[Dataset records]

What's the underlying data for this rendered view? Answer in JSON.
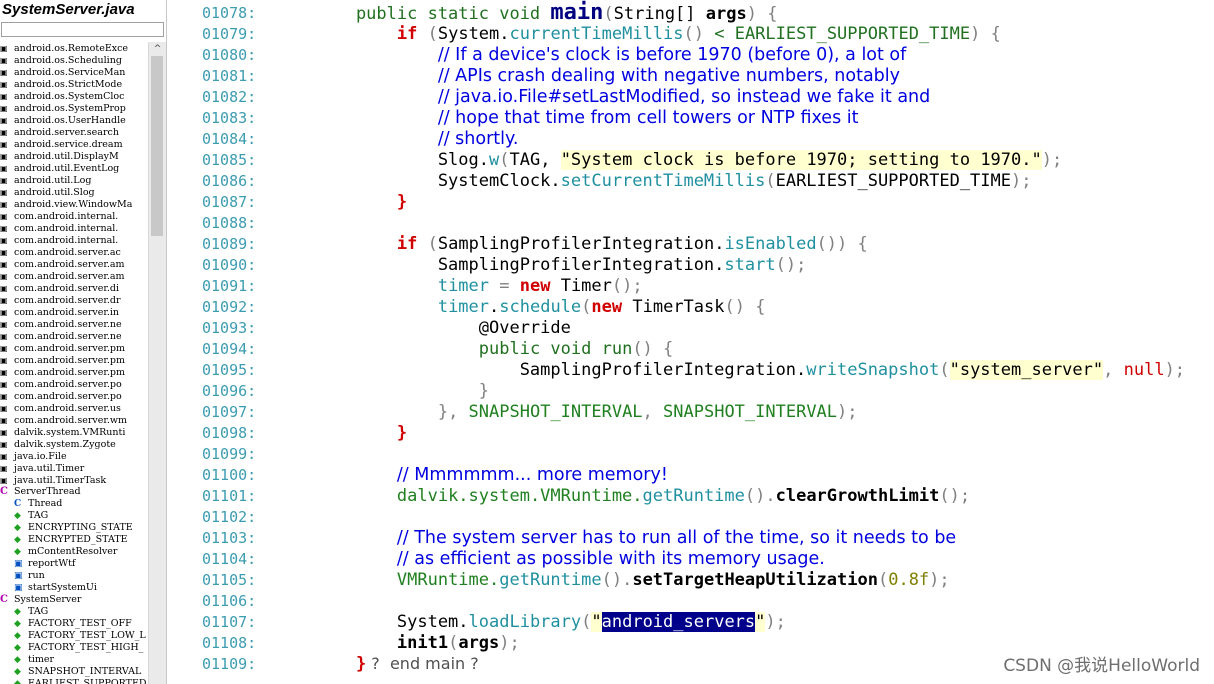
{
  "sidebar": {
    "title": "SystemServer.java",
    "scroll_up": "^",
    "items": [
      {
        "kind": "imp",
        "label": "android.os.RemoteExce"
      },
      {
        "kind": "imp",
        "label": "android.os.Scheduling"
      },
      {
        "kind": "imp",
        "label": "android.os.ServiceMan"
      },
      {
        "kind": "imp",
        "label": "android.os.StrictMode"
      },
      {
        "kind": "imp",
        "label": "android.os.SystemCloc"
      },
      {
        "kind": "imp",
        "label": "android.os.SystemProp"
      },
      {
        "kind": "imp",
        "label": "android.os.UserHandle"
      },
      {
        "kind": "imp",
        "label": "android.server.search"
      },
      {
        "kind": "imp",
        "label": "android.service.dream"
      },
      {
        "kind": "imp",
        "label": "android.util.DisplayM"
      },
      {
        "kind": "imp",
        "label": "android.util.EventLog"
      },
      {
        "kind": "imp",
        "label": "android.util.Log"
      },
      {
        "kind": "imp",
        "label": "android.util.Slog"
      },
      {
        "kind": "imp",
        "label": "android.view.WindowMa"
      },
      {
        "kind": "imp",
        "label": "com.android.internal."
      },
      {
        "kind": "imp",
        "label": "com.android.internal."
      },
      {
        "kind": "imp",
        "label": "com.android.internal."
      },
      {
        "kind": "imp",
        "label": "com.android.server.ac"
      },
      {
        "kind": "imp",
        "label": "com.android.server.am"
      },
      {
        "kind": "imp",
        "label": "com.android.server.am"
      },
      {
        "kind": "imp",
        "label": "com.android.server.di"
      },
      {
        "kind": "imp",
        "label": "com.android.server.dr"
      },
      {
        "kind": "imp",
        "label": "com.android.server.in"
      },
      {
        "kind": "imp",
        "label": "com.android.server.ne"
      },
      {
        "kind": "imp",
        "label": "com.android.server.ne"
      },
      {
        "kind": "imp",
        "label": "com.android.server.pm"
      },
      {
        "kind": "imp",
        "label": "com.android.server.pm"
      },
      {
        "kind": "imp",
        "label": "com.android.server.pm"
      },
      {
        "kind": "imp",
        "label": "com.android.server.po"
      },
      {
        "kind": "imp",
        "label": "com.android.server.po"
      },
      {
        "kind": "imp",
        "label": "com.android.server.us"
      },
      {
        "kind": "imp",
        "label": "com.android.server.wm"
      },
      {
        "kind": "imp",
        "label": "dalvik.system.VMRunti"
      },
      {
        "kind": "imp",
        "label": "dalvik.system.Zygote"
      },
      {
        "kind": "imp",
        "label": "java.io.File"
      },
      {
        "kind": "imp",
        "label": "java.util.Timer"
      },
      {
        "kind": "imp",
        "label": "java.util.TimerTask"
      },
      {
        "kind": "cls",
        "label": "ServerThread"
      },
      {
        "kind": "cls2",
        "label": "Thread"
      },
      {
        "kind": "fld",
        "label": "TAG"
      },
      {
        "kind": "fld",
        "label": "ENCRYPTING_STATE"
      },
      {
        "kind": "fld",
        "label": "ENCRYPTED_STATE"
      },
      {
        "kind": "fld",
        "label": "mContentResolver"
      },
      {
        "kind": "mth",
        "label": "reportWtf"
      },
      {
        "kind": "mth",
        "label": "run"
      },
      {
        "kind": "mth",
        "label": "startSystemUi"
      },
      {
        "kind": "cls",
        "label": "SystemServer"
      },
      {
        "kind": "fld",
        "label": "TAG"
      },
      {
        "kind": "fld",
        "label": "FACTORY_TEST_OFF"
      },
      {
        "kind": "fld",
        "label": "FACTORY_TEST_LOW_L"
      },
      {
        "kind": "fld",
        "label": "FACTORY_TEST_HIGH_"
      },
      {
        "kind": "fld",
        "label": "timer"
      },
      {
        "kind": "fld",
        "label": "SNAPSHOT_INTERVAL"
      },
      {
        "kind": "fld",
        "label": "EARLIEST_SUPPORTED"
      }
    ]
  },
  "code": {
    "lines": [
      {
        "n": "01078:",
        "segs": [
          [
            "kwg",
            "    public static void "
          ],
          [
            "fnb",
            "main"
          ],
          [
            "br",
            "("
          ],
          [
            "",
            "String[] "
          ],
          [
            "fnbb",
            "args"
          ],
          [
            "br",
            ") {"
          ]
        ]
      },
      {
        "n": "01079:",
        "segs": [
          [
            "",
            "        "
          ],
          [
            "kwr",
            "if"
          ],
          [
            "br",
            " ("
          ],
          [
            "",
            "System."
          ],
          [
            "fn",
            "currentTimeMillis"
          ],
          [
            "br",
            "()"
          ],
          [
            "kwg",
            " < EARLIEST_SUPPORTED_TIME"
          ],
          [
            "br",
            ") {"
          ]
        ]
      },
      {
        "n": "01080:",
        "segs": [
          [
            "",
            "            "
          ],
          [
            "cm",
            "// If a device's clock is before 1970 (before 0), a lot of"
          ]
        ]
      },
      {
        "n": "01081:",
        "segs": [
          [
            "",
            "            "
          ],
          [
            "cm",
            "// APIs crash dealing with negative numbers, notably"
          ]
        ]
      },
      {
        "n": "01082:",
        "segs": [
          [
            "",
            "            "
          ],
          [
            "cm",
            "// java.io.File#setLastModified, so instead we fake it and"
          ]
        ]
      },
      {
        "n": "01083:",
        "segs": [
          [
            "",
            "            "
          ],
          [
            "cm",
            "// hope that time from cell towers or NTP fixes it"
          ]
        ]
      },
      {
        "n": "01084:",
        "segs": [
          [
            "",
            "            "
          ],
          [
            "cm",
            "// shortly."
          ]
        ]
      },
      {
        "n": "01085:",
        "segs": [
          [
            "",
            "            Slog."
          ],
          [
            "fn",
            "w"
          ],
          [
            "br",
            "("
          ],
          [
            "",
            "TAG, "
          ],
          [
            "str2",
            "\"System clock is before 1970; setting to 1970.\""
          ],
          [
            "br",
            ");"
          ]
        ]
      },
      {
        "n": "01086:",
        "segs": [
          [
            "",
            "            SystemClock."
          ],
          [
            "fn",
            "setCurrentTimeMillis"
          ],
          [
            "br",
            "("
          ],
          [
            "",
            "EARLIEST_SUPPORTED_TIME"
          ],
          [
            "br",
            ");"
          ]
        ]
      },
      {
        "n": "01087:",
        "segs": [
          [
            "",
            "        "
          ],
          [
            "kwr",
            "}"
          ]
        ]
      },
      {
        "n": "01088:",
        "segs": []
      },
      {
        "n": "01089:",
        "segs": [
          [
            "",
            "        "
          ],
          [
            "kwr",
            "if"
          ],
          [
            "br",
            " ("
          ],
          [
            "",
            "SamplingProfilerIntegration."
          ],
          [
            "fn",
            "isEnabled"
          ],
          [
            "br",
            "()) {"
          ]
        ]
      },
      {
        "n": "01090:",
        "segs": [
          [
            "",
            "            SamplingProfilerIntegration."
          ],
          [
            "fn",
            "start"
          ],
          [
            "br",
            "();"
          ]
        ]
      },
      {
        "n": "01091:",
        "segs": [
          [
            "",
            "            "
          ],
          [
            "fn",
            "timer"
          ],
          [
            "br",
            " = "
          ],
          [
            "kwr",
            "new"
          ],
          [
            "",
            ""
          ],
          [
            "br",
            " "
          ],
          [
            "",
            "Timer"
          ],
          [
            "br",
            "();"
          ]
        ]
      },
      {
        "n": "01092:",
        "segs": [
          [
            "",
            "            "
          ],
          [
            "fn",
            "timer"
          ],
          [
            "",
            "."
          ],
          [
            "fn",
            "schedule"
          ],
          [
            "br",
            "("
          ],
          [
            "kwr",
            "new"
          ],
          [
            "br",
            " "
          ],
          [
            "",
            "TimerTask"
          ],
          [
            "br",
            "() {"
          ]
        ]
      },
      {
        "n": "01093:",
        "segs": [
          [
            "",
            "                @Override"
          ]
        ]
      },
      {
        "n": "01094:",
        "segs": [
          [
            "",
            "                "
          ],
          [
            "kwg",
            "public void "
          ],
          [
            "kwg",
            "run"
          ],
          [
            "br",
            "() {"
          ]
        ]
      },
      {
        "n": "01095:",
        "segs": [
          [
            "",
            "                    SamplingProfilerIntegration."
          ],
          [
            "fn",
            "writeSnapshot"
          ],
          [
            "br",
            "("
          ],
          [
            "str2",
            "\"system_server\""
          ],
          [
            "br",
            ", "
          ],
          [
            "nullk",
            "null"
          ],
          [
            "br",
            ");"
          ]
        ]
      },
      {
        "n": "01096:",
        "segs": [
          [
            "",
            "                "
          ],
          [
            "br",
            "}"
          ]
        ]
      },
      {
        "n": "01097:",
        "segs": [
          [
            "",
            "            "
          ],
          [
            "br",
            "}, "
          ],
          [
            "cst",
            "SNAPSHOT_INTERVAL"
          ],
          [
            "br",
            ", "
          ],
          [
            "cst",
            "SNAPSHOT_INTERVAL"
          ],
          [
            "br",
            ");"
          ]
        ]
      },
      {
        "n": "01098:",
        "segs": [
          [
            "",
            "        "
          ],
          [
            "kwr",
            "}"
          ]
        ]
      },
      {
        "n": "01099:",
        "segs": []
      },
      {
        "n": "01100:",
        "segs": [
          [
            "",
            "        "
          ],
          [
            "cm",
            "// Mmmmmm... more memory!"
          ]
        ]
      },
      {
        "n": "01101:",
        "segs": [
          [
            "",
            "        "
          ],
          [
            "cst",
            "dalvik.system.VMRuntime."
          ],
          [
            "fn",
            "getRuntime"
          ],
          [
            "br",
            "()."
          ],
          [
            "fnbb",
            "clearGrowthLimit"
          ],
          [
            "br",
            "();"
          ]
        ]
      },
      {
        "n": "01102:",
        "segs": []
      },
      {
        "n": "01103:",
        "segs": [
          [
            "",
            "        "
          ],
          [
            "cm",
            "// The system server has to run all of the time, so it needs to be"
          ]
        ]
      },
      {
        "n": "01104:",
        "segs": [
          [
            "",
            "        "
          ],
          [
            "cm",
            "// as efficient as possible with its memory usage."
          ]
        ]
      },
      {
        "n": "01105:",
        "segs": [
          [
            "",
            "        "
          ],
          [
            "cst",
            "VMRuntime."
          ],
          [
            "fn",
            "getRuntime"
          ],
          [
            "br",
            "()."
          ],
          [
            "fnbb",
            "setTargetHeapUtilization"
          ],
          [
            "br",
            "("
          ],
          [
            "num",
            "0.8f"
          ],
          [
            "br",
            ");"
          ]
        ]
      },
      {
        "n": "01106:",
        "segs": []
      },
      {
        "n": "01107:",
        "segs": [
          [
            "",
            "        System."
          ],
          [
            "fn",
            "loadLibrary"
          ],
          [
            "br",
            "("
          ],
          [
            "str2",
            "\""
          ],
          [
            "sel",
            "android_servers"
          ],
          [
            "str2",
            "\""
          ],
          [
            "br",
            ");"
          ]
        ]
      },
      {
        "n": "01108:",
        "segs": [
          [
            "",
            "        "
          ],
          [
            "fnbb",
            "init1"
          ],
          [
            "br",
            "("
          ],
          [
            "fnbb",
            "args"
          ],
          [
            "br",
            ");"
          ]
        ]
      },
      {
        "n": "01109:",
        "segs": [
          [
            "",
            "    "
          ],
          [
            "kwr",
            "}"
          ],
          [
            "cmg",
            " ?  end main ?"
          ]
        ]
      }
    ]
  },
  "watermark": "CSDN @我说HelloWorld"
}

> _The task_
Pick out every line with the string "view" and copy it.

> _Exercise response_
What's the underlying data for this rendered view? Answer in JSON.
        "label": "android.view.WindowMa"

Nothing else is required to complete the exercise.